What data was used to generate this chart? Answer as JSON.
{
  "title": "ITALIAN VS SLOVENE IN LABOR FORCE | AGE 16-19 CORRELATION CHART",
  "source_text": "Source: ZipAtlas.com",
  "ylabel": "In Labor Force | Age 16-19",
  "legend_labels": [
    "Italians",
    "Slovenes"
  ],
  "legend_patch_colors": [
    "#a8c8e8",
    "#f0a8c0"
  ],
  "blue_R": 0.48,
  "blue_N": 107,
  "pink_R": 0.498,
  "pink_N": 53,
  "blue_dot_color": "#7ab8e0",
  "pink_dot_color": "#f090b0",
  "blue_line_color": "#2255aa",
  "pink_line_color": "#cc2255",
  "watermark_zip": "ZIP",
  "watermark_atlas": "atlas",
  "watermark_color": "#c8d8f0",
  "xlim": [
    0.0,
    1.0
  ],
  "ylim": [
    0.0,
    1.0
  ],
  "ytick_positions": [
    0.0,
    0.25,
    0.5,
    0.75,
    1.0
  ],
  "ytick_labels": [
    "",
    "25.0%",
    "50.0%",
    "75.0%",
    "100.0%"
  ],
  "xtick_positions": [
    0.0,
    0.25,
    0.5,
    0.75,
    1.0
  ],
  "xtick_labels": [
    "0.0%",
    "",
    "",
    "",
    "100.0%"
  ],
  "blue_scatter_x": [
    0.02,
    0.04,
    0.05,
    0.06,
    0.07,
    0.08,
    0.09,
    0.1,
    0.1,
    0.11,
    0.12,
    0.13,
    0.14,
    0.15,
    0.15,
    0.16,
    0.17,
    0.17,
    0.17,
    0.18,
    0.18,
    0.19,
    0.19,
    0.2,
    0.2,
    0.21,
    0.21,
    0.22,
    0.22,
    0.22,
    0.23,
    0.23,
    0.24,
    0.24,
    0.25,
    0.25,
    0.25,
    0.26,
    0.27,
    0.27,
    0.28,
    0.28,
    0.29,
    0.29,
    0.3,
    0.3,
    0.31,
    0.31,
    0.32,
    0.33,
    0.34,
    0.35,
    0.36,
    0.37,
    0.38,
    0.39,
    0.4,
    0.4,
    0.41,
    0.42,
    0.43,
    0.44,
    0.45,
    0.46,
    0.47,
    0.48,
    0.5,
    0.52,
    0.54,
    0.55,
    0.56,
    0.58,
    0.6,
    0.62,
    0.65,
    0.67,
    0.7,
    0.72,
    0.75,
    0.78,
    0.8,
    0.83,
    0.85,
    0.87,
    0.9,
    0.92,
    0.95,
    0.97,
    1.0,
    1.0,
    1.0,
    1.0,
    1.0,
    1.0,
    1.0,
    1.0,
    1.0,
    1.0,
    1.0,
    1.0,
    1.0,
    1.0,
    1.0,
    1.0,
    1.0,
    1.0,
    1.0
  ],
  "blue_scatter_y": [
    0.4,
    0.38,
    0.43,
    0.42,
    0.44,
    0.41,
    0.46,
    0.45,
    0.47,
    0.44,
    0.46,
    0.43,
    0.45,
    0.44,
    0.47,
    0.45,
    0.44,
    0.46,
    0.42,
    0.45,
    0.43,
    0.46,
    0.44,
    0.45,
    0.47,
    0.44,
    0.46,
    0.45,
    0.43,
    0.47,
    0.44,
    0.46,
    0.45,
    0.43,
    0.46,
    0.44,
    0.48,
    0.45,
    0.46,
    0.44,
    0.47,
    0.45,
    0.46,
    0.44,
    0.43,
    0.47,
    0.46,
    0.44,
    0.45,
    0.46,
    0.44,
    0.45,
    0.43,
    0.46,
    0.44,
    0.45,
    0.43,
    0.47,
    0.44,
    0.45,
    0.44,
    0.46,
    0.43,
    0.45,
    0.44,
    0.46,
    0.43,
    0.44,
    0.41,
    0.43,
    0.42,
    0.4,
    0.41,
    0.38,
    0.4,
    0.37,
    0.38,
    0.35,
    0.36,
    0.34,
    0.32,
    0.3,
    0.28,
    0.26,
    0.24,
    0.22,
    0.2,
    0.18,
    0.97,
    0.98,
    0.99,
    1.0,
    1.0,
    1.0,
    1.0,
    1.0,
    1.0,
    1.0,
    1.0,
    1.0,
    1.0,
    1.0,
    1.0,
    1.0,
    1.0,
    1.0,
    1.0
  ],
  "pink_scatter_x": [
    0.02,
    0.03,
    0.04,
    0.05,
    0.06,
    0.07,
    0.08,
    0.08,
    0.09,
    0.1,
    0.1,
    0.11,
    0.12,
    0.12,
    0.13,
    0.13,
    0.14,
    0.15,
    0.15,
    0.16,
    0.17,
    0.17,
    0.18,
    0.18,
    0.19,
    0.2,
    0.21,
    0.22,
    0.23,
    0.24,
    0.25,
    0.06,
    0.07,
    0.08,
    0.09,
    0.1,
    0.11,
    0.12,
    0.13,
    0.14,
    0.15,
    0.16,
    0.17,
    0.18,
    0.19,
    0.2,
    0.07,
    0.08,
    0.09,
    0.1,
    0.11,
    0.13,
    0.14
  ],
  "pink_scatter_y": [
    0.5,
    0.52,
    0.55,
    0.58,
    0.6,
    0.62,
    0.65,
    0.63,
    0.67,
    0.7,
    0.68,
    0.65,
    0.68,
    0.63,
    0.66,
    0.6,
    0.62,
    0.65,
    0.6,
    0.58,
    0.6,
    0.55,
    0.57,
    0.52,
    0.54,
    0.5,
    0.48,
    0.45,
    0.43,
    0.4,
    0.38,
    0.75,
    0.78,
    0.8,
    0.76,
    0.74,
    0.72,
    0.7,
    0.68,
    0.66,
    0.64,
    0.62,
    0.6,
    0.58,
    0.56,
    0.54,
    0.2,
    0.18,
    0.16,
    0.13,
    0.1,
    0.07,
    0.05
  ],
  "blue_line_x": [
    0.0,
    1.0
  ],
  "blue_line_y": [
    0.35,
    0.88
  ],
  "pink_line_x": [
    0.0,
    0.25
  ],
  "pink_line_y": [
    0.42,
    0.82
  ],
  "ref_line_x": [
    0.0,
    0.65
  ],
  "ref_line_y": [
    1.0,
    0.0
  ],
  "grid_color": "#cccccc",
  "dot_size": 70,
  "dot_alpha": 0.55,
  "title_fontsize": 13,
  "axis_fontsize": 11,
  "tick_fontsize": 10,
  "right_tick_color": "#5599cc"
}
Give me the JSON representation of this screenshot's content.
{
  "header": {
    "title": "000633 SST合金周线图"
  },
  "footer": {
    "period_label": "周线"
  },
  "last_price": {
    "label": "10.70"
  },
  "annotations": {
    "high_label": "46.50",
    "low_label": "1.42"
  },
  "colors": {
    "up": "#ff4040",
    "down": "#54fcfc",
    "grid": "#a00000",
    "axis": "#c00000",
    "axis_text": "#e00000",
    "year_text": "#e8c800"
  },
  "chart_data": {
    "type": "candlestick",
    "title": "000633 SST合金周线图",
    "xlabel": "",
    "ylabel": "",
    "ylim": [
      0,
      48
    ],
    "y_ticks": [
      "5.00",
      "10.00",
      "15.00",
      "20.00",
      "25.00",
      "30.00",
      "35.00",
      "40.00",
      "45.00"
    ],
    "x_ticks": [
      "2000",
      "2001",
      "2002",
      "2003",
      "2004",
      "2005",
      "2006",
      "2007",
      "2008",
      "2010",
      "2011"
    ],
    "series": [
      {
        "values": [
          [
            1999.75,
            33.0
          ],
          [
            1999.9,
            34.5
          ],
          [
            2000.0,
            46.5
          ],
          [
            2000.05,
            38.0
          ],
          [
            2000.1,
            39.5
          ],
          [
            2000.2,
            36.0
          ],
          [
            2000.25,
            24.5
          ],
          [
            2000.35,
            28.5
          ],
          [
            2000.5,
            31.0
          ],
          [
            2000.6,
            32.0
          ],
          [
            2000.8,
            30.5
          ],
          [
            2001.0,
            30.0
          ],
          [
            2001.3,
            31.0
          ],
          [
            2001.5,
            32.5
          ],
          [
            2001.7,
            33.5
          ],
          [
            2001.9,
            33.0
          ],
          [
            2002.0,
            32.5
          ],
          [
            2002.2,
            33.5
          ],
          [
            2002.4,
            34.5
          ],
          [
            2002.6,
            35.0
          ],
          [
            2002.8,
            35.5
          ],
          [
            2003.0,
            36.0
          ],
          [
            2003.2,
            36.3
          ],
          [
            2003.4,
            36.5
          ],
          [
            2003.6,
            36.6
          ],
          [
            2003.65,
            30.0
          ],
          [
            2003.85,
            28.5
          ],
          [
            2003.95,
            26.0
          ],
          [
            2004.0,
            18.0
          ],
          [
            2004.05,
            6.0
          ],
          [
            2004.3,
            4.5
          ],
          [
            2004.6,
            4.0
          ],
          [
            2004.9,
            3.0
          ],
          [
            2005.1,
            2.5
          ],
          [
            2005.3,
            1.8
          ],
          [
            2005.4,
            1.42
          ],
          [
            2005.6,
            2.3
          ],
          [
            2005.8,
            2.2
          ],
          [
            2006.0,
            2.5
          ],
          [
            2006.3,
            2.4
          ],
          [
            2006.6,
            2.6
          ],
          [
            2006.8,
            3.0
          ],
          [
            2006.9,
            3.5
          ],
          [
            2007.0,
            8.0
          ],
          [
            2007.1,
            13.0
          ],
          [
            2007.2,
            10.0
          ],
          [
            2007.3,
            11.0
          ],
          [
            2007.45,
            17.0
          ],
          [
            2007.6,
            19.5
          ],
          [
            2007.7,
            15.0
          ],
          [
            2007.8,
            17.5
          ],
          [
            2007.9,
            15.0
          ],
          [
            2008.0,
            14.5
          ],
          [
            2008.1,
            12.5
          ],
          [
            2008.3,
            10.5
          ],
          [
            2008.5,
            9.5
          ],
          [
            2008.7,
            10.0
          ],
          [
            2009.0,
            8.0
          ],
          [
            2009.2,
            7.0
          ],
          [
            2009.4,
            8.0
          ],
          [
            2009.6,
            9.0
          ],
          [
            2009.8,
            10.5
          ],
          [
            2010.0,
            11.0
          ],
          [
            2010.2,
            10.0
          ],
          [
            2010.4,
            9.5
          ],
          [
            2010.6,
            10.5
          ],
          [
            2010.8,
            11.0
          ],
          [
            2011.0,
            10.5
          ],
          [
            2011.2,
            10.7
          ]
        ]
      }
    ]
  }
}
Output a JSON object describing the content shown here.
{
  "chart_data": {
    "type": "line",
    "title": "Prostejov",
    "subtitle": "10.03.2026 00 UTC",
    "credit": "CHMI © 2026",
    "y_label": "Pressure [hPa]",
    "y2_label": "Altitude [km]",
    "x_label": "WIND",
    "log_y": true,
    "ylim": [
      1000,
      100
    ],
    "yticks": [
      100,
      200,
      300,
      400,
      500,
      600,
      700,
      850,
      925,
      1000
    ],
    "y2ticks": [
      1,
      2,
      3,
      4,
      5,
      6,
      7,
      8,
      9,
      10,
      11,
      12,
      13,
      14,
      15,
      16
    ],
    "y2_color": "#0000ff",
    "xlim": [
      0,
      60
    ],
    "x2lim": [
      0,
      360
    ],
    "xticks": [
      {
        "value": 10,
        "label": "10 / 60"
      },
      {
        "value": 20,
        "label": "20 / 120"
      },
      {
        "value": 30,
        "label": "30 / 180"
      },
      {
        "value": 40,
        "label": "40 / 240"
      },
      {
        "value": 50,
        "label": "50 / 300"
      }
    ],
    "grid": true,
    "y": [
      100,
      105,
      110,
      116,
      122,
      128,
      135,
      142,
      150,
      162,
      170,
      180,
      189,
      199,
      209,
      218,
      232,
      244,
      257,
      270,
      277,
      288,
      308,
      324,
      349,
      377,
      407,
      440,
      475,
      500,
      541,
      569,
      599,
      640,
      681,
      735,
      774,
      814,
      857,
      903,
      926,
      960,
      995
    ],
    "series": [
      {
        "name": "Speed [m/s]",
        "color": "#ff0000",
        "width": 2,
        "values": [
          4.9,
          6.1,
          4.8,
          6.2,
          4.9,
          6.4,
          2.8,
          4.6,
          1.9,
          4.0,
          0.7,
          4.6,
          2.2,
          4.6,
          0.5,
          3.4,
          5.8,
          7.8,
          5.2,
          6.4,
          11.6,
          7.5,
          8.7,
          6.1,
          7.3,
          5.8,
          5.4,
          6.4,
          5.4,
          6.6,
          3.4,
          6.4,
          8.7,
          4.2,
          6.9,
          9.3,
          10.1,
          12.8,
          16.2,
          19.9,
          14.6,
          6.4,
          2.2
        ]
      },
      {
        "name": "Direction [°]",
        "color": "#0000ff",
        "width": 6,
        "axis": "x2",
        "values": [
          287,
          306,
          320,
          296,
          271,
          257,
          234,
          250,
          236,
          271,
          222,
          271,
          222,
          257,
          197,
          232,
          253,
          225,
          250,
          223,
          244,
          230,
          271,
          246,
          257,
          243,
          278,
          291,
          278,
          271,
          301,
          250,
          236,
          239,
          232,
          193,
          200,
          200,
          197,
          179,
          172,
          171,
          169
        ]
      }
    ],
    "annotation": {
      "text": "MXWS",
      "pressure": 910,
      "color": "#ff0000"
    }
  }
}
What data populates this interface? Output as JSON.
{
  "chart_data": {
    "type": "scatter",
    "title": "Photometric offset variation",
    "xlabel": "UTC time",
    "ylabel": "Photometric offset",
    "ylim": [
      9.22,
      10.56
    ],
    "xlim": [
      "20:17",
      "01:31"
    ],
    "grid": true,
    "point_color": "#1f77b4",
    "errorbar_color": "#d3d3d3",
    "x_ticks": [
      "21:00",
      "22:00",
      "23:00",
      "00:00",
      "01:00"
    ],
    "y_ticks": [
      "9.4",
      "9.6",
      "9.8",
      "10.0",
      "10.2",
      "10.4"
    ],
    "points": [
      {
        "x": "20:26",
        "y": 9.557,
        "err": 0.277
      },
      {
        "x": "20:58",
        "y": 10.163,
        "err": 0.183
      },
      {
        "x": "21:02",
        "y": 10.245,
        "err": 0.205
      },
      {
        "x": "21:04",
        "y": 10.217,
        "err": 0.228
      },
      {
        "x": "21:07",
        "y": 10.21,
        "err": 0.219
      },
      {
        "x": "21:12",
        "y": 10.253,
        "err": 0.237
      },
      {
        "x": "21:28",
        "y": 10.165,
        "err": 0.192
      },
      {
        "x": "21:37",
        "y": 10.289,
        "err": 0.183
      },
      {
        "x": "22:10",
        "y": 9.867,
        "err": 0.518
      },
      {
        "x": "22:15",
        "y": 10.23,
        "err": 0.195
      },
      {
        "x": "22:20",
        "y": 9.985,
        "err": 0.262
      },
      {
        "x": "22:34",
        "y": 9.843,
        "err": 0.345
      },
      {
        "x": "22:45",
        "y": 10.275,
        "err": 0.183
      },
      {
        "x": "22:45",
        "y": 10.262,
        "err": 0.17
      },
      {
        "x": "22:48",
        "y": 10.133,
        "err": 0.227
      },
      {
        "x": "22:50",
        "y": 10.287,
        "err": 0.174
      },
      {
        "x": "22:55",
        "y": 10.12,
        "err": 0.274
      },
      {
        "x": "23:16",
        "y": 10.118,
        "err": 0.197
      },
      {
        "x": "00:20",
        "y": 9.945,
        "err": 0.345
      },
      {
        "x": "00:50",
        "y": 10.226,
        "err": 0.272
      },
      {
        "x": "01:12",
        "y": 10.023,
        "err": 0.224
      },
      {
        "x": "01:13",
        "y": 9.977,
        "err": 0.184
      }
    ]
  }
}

================================

> [Problem description] Look through the entries above for the word "What". Copy every line where it shows up.

> [Complete response]
What data was used to generate this chart? Answer as JSON.
What data populates this interface? Output as JSON.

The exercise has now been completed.